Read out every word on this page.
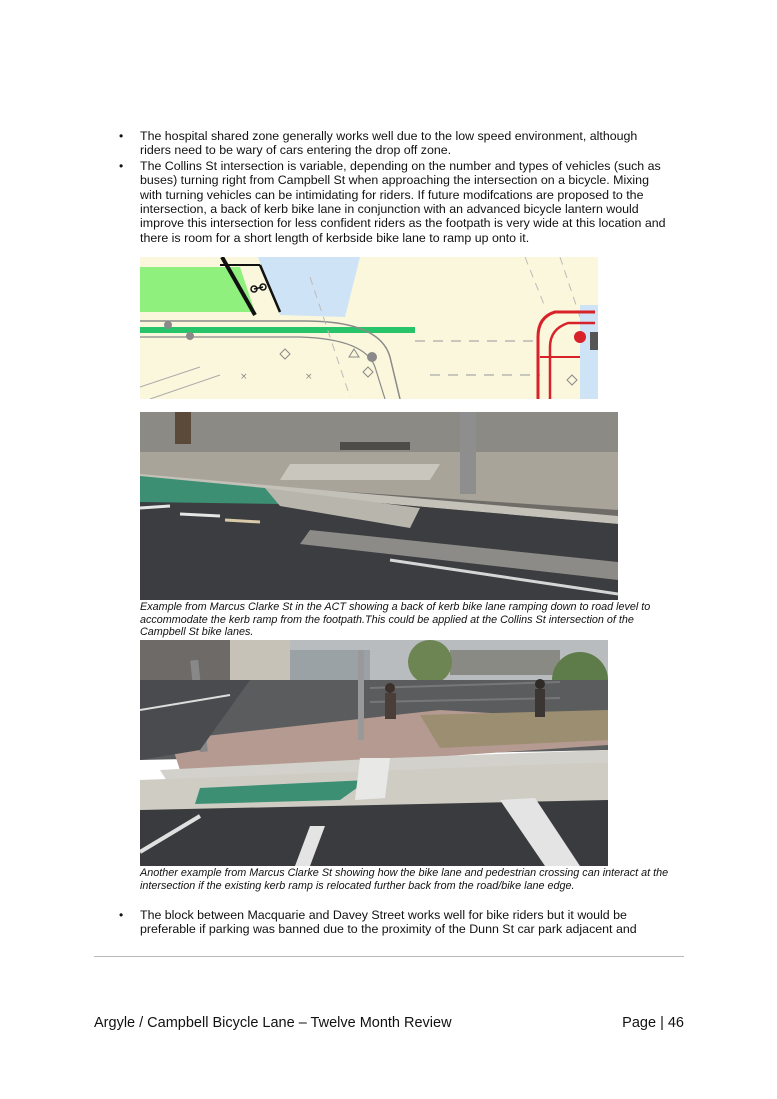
• The hospital shared zone generally works well due to the low speed environment, although riders need to be wary of cars entering the drop off zone.
• The Collins St intersection is variable, depending on the number and types of vehicles (such as buses) turning right from Campbell St when approaching the intersection on a bicycle. Mixing with turning vehicles can be intimidating for riders. If future modifcations are proposed to the intersection, a back of kerb bike lane in conjunction with an advanced bicycle lantern would improve this intersection for less confident riders as the footpath is very wide at this location and there is room for a short length of kerbside bike lane to ramp up onto it.
×	×
Example from Marcus Clarke St in the ACT showing a back of kerb bike lane ramping down to road level to accommodate the kerb ramp from the footpath.This could be applied at the Collins St intersection of the Campbell St bike lanes.
Another example from Marcus Clarke St showing how the bike lane and pedestrian crossing can interact at the intersection if the existing kerb ramp is relocated further back from the road/bike lane edge.
• The block between Macquarie and Davey Street works well for bike riders but it would be preferable if parking was banned due to the proximity of the Dunn St car park adjacent and
Argyle / Campbell Bicycle Lane – Twelve Month Review	Page | 46
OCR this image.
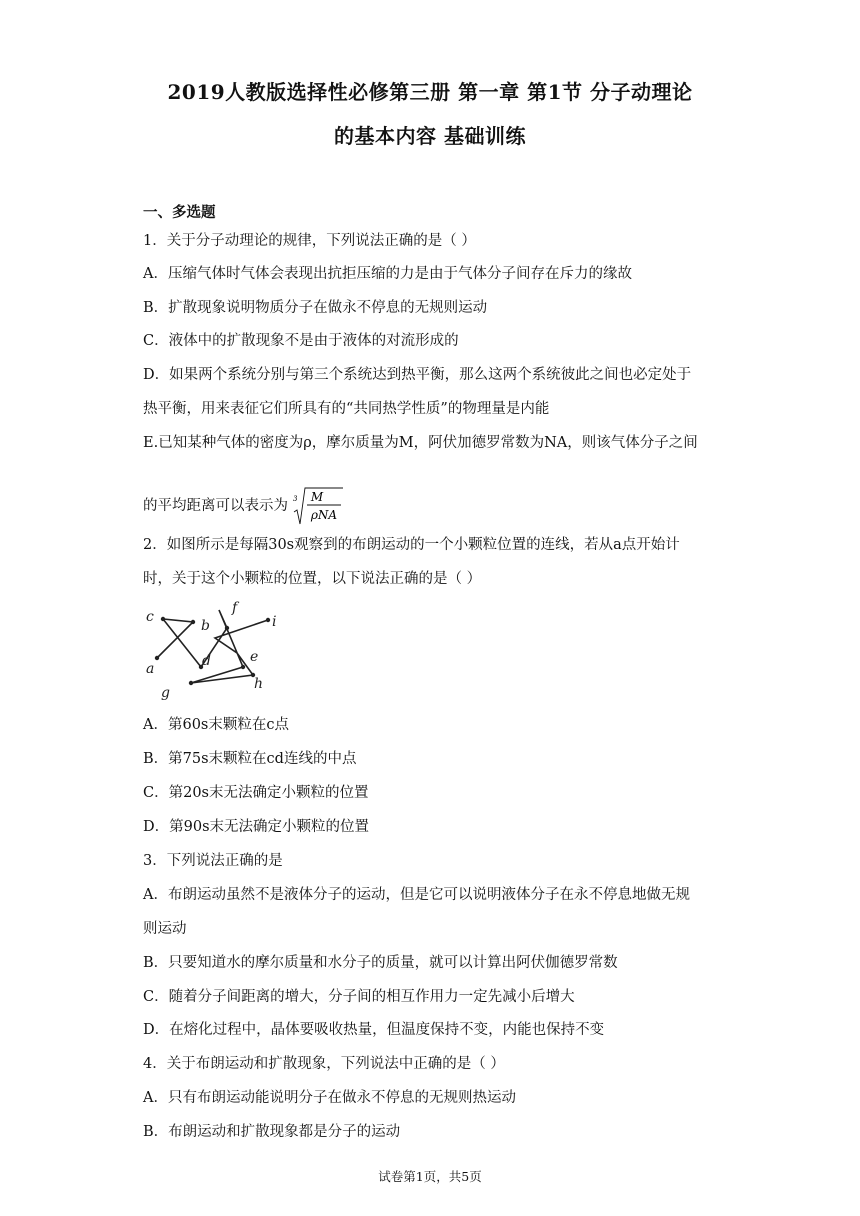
2019人教版选择性必修第三册 第一章 第1节 分子动理论
的基本内容 基础训练
一、多选题
1．关于分子动理论的规律，下列说法正确的是（ ）
A．压缩气体时气体会表现出抗拒压缩的力是由于气体分子间存在斥力的缘故
B．扩散现象说明物质分子在做永不停息的无规则运动
C．液体中的扩散现象不是由于液体的对流形成的
D．如果两个系统分别与第三个系统达到热平衡，那么这两个系统彼此之间也必定处于
热平衡，用来表征它们所具有的“共同热学性质”的物理量是内能
E.已知某种气体的密度为ρ，摩尔质量为M，阿伏加德罗常数为NA，则该气体分子之间
的平均距离可以表示为 3 M
ρNA
2．如图所示是每隔30s观察到的布朗运动的一个小颗粒位置的连线，若从a点开始计
时，关于这个小颗粒的位置，以下说法正确的是（ ）
a
b
c
d	e
f
g
h
i
A．第60s末颗粒在c点
B．第75s末颗粒在cd连线的中点
C．第20s末无法确定小颗粒的位置
D．第90s末无法确定小颗粒的位置
3．下列说法正确的是
A．布朗运动虽然不是液体分子的运动，但是它可以说明液体分子在永不停息地做无规
则运动
B．只要知道水的摩尔质量和水分子的质量，就可以计算出阿伏伽德罗常数
C．随着分子间距离的增大，分子间的相互作用力一定先减小后增大
D．在熔化过程中，晶体要吸收热量，但温度保持不变，内能也保持不变
4．关于布朗运动和扩散现象，下列说法中正确的是（ ）
A．只有布朗运动能说明分子在做永不停息的无规则热运动
B．布朗运动和扩散现象都是分子的运动
试卷第1页，共5页
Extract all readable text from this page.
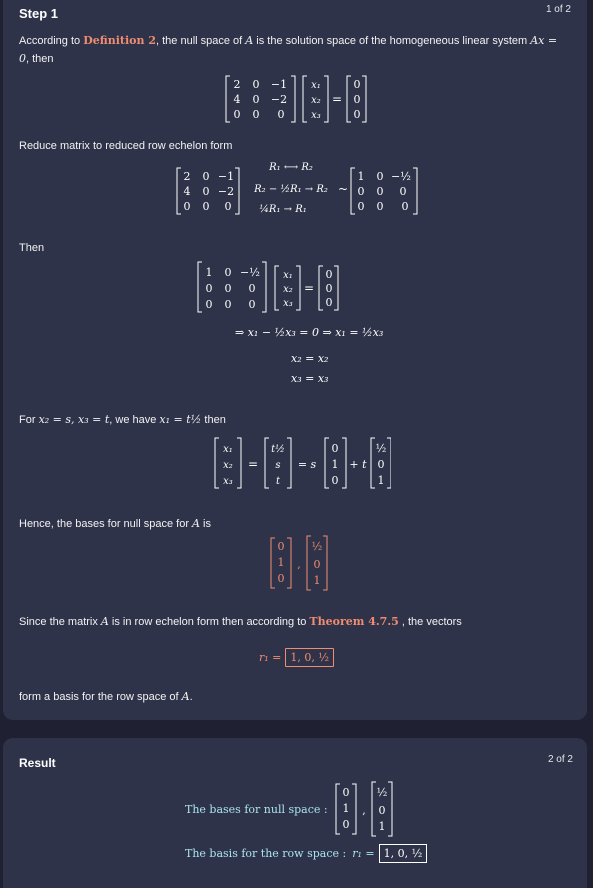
Step 1	1 of 2
According to Definition 2, the null space of A is the solution space of the homogeneous linear system Ax =
0, then
2 0 −1
4 0 −2
0 0 0
x₁
x₂
x₃
=
0
0
0
Reduce matrix to reduced row echelon form
2 0 −1
4 0 −2
0 0 0
R₁ ⟷ R₂
R₂ − ½R₁ → R₂
¼R₁ → R₁
~
1 0 −½
0 0 0
0 0 0
Then
1 0 −½
0 0 0
0 0 0
x₁
x₂
x₃
=
0
0
0
⇒ x₁ − ½x₃ = 0 ⇒ x₁ = ½x₃
x₂ = x₂
x₃ = x₃
For x₂ = s, x₃ = t, we have x₁ = t½ then
x₁
x₂
x₃
=
t½
s
t
= s
0
1
0
+ t
½
0
1
Hence, the bases for null space for A is
0
1
0
,
½
0
1
Since the matrix A is in row echelon form then according to Theorem 4.7.5 , the vectors
r₁ = 1, 0, ½
form a basis for the row space of A.
Result	2 of 2
The bases for null space :
0
1
0
,
½
0
1
The basis for the row space : r₁ = 1, 0, ½
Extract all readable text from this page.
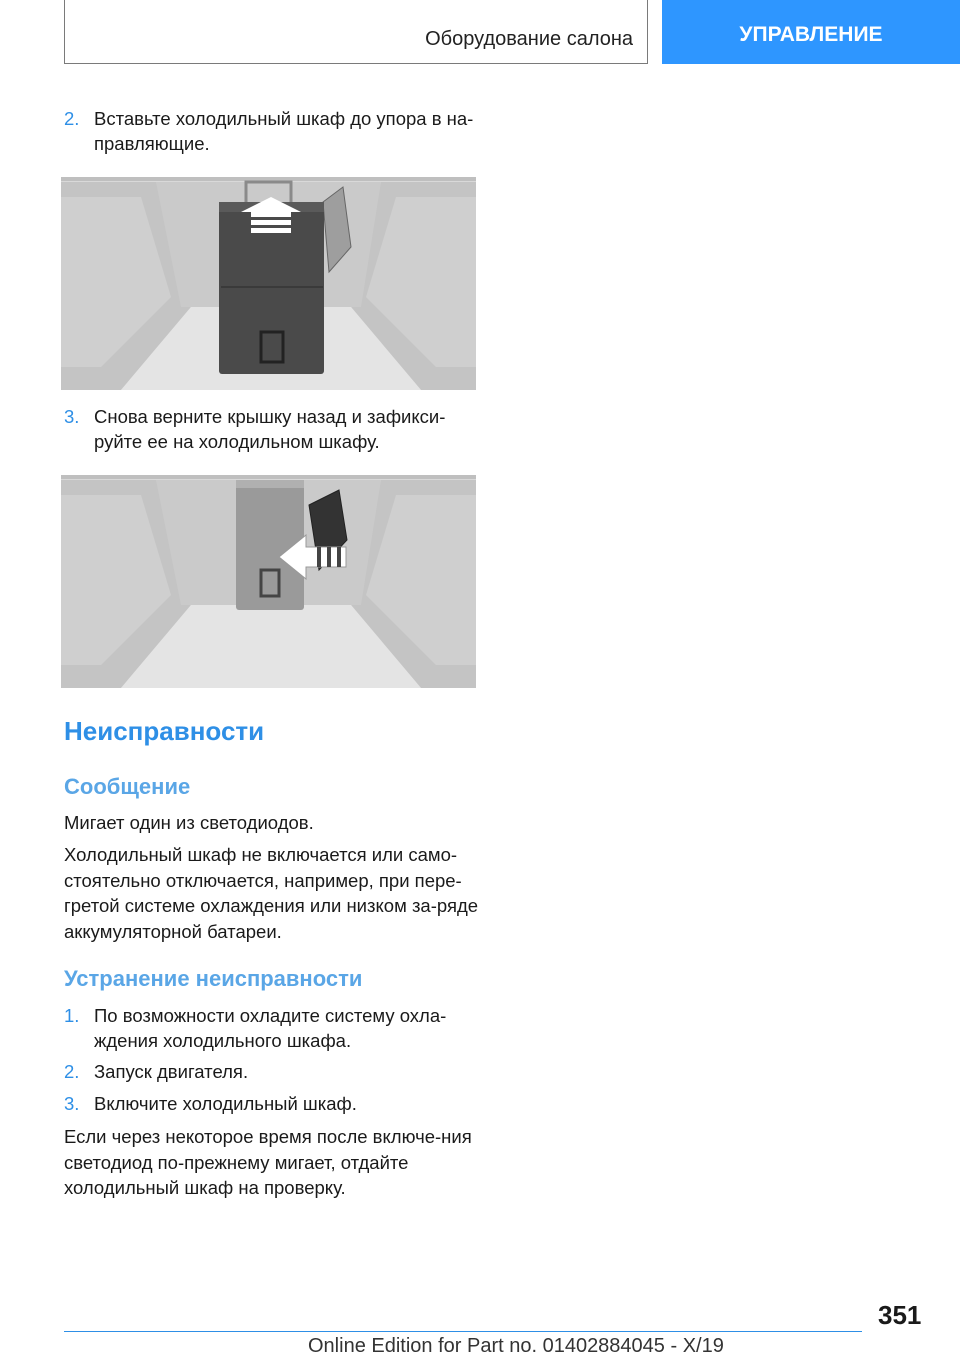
Оборудование салона	УПРАВЛЕНИЕ
2. Вставьте холодильный шкаф до упора в на‐правляющие.
3. Снова верните крышку назад и зафикси‐руйте ее на холодильном шкафу.
Неисправности
Сообщение
Мигает один из светодиодов.
Холодильный шкаф не включается или само‐стоятельно отключается, например, при пере‐гретой системе охлаждения или низком за‐ряде аккумуляторной батареи.
Устранение неисправности
1. По возможности охладите систему охла‐ждения холодильного шкафа.
2. Запуск двигателя.
3. Включите холодильный шкаф.
Если через некоторое время после включе‐ния светодиод по-прежнему мигает, отдайте холодильный шкаф на проверку.
351
Online Edition for Part no. 01402884045 - X/19
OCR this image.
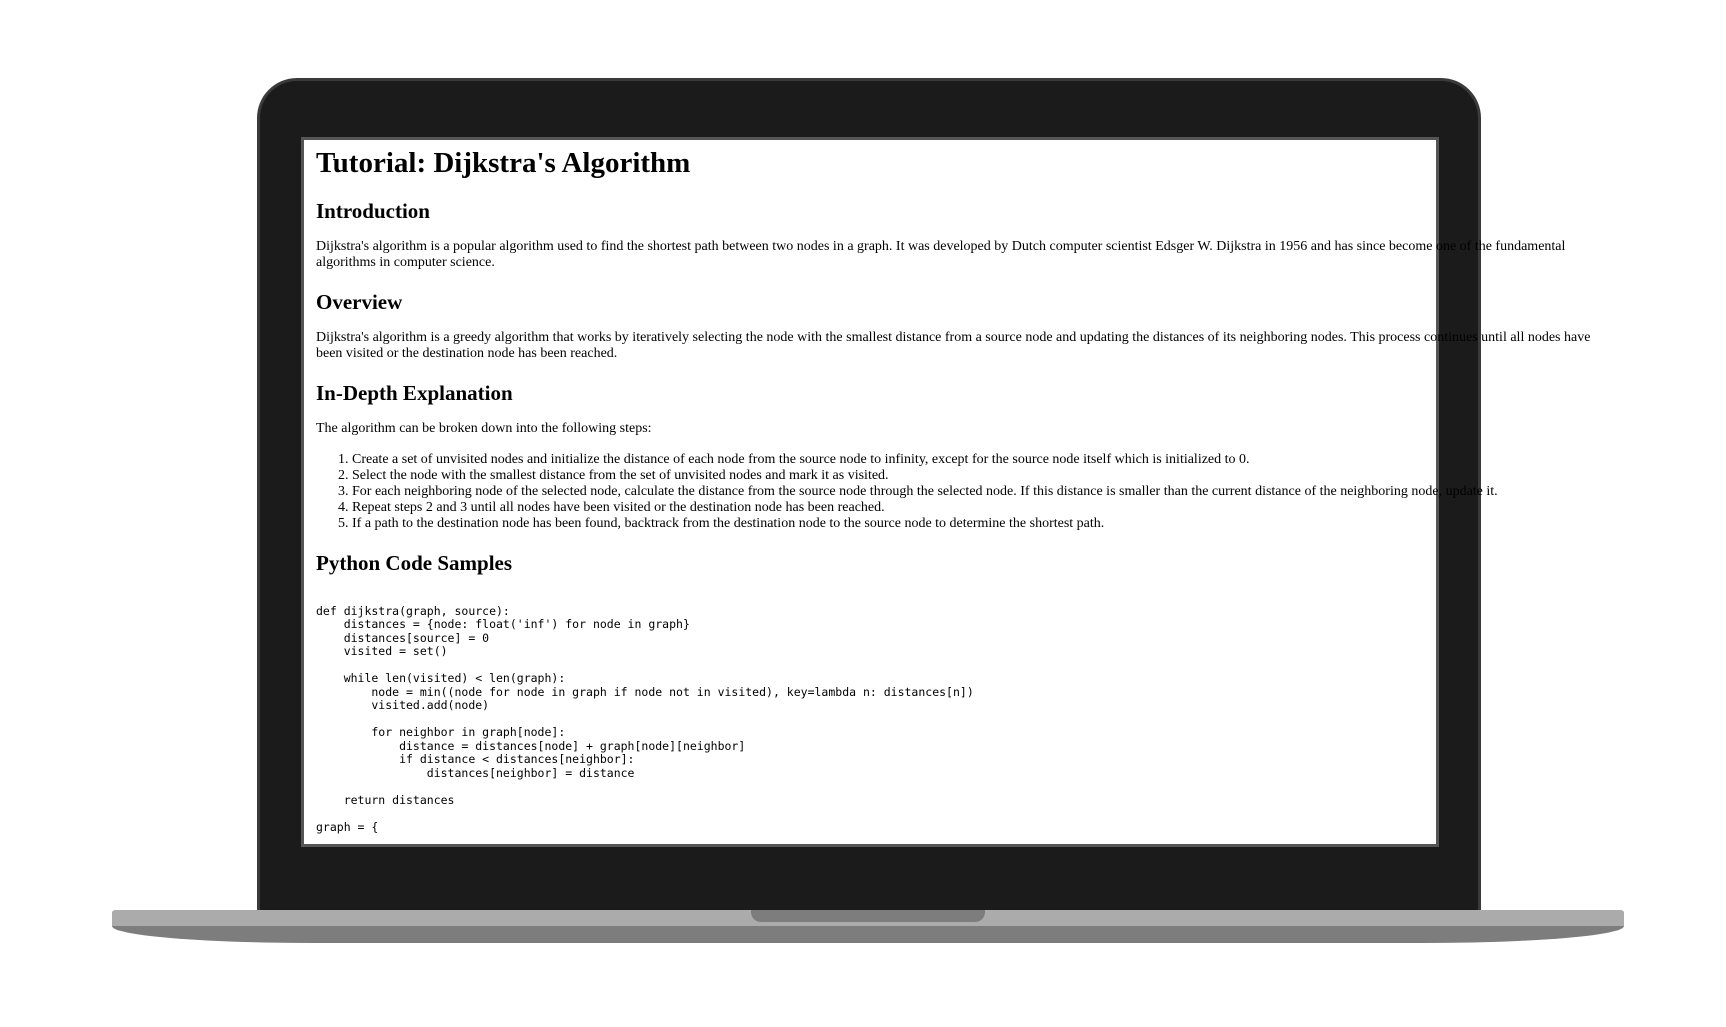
Tutorial: Dijkstra's Algorithm
Introduction

Dijkstra's algorithm is a popular algorithm used to find the shortest path between two nodes in a graph. It was developed by Dutch computer scientist Edsger W. Dijkstra in 1956 and has since become one of the fundamental algorithms in computer science.

Overview

Dijkstra's algorithm is a greedy algorithm that works by iteratively selecting the node with the smallest distance from a source node and updating the distances of its neighboring nodes. This process continues until all nodes have been visited or the destination node has been reached.

In-Depth Explanation

The algorithm can be broken down into the following steps:

1. Create a set of unvisited nodes and initialize the distance of each node from the source node to infinity, except for the source node itself which is initialized to 0.
2. Select the node with the smallest distance from the set of unvisited nodes and mark it as visited.
3. For each neighboring node of the selected node, calculate the distance from the source node through the selected node. If this distance is smaller than the current distance of the neighboring node, update it.
4. Repeat steps 2 and 3 until all nodes have been visited or the destination node has been reached.
5. If a path to the destination node has been found, backtrack from the destination node to the source node to determine the shortest path.
Python Code Samples

def dijkstra(graph, source):
distances = {node: float('inf') for node in graph}
distances[source] = 0
visited = set()

while len(visited) < len(graph):
node = min((node for node in graph if node not in visited), key=lambda n: distances[n])
visited.add(node)

for neighbor in graph[node]:
distance = distances[node] + graph[node][neighbor]
if distance < distances[neighbor]:
distances[neighbor] = distance

return distances

graph = {
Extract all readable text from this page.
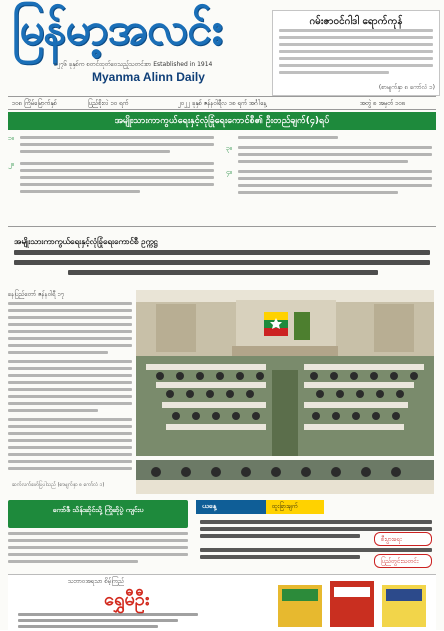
မြန်မာ့အလင်း
၁၂၇၆ ခုနှစ်က စတင်ထုတ်ဝေသည့်သတင်းစာ Established in 1914
Myanma Alinn Daily
ဂမ်းဇာဝင်ဂါဒါ ရောက်ကုန်
(စာမျက်နှာ ၈ ကော်လံ ၁)
၁၀၈ ကြိမ်မြောက်နှစ်	ပြည်စိုးလဲ ၁၀ ရက်	၂၀၂၂ ခုနှစ် ဇန်နဝါရီလ ၁၈ ရက် အင်္ဂါနေ့	အတွဲ ၈ အမှတ် ၁၀၈
အမျိုးသားကာကွယ်ရေးနှင့်လုံခြုံရေးကောင်စီ၏ ဦးတည်ချက်(၄)ရပ်
၁။
၂။
၃။
၄။
အမျိုးသားကာကွယ်ရေးနှင့်လုံခြုံရေးကောင်စီ ဥက္ကဋ္ဌ
နေပြည်တော် ဇန်နဝါရီ ၁၇
ဆက်လက်ဖော်ပြပါသည် (စာမျက်နှာ ၈ ကော်လံ ၁)
ကော်ဖီ သိန်းဆိုင်သို့ ကြိုဆိုပွဲ ကျင်းပ	ယနေ့	ထူးခြားချက်
စီးပွားရေး
ပြည်တွင်းသတင်း
သဘာဝအရသာ စိမ့်ကြည်
ရွှေမီဦး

YOUR INSTRUCTIONS –
Go through the records above and copy every line with the word "unvisited".

CORRECT ANSWER –
1. Create a set of unvisited nodes and initialize the distance of each node from the source node to infinity, except for the source node itself which is initialized to 0.
2. Select the node with the smallest distance from the set of unvisited nodes and mark it as visited.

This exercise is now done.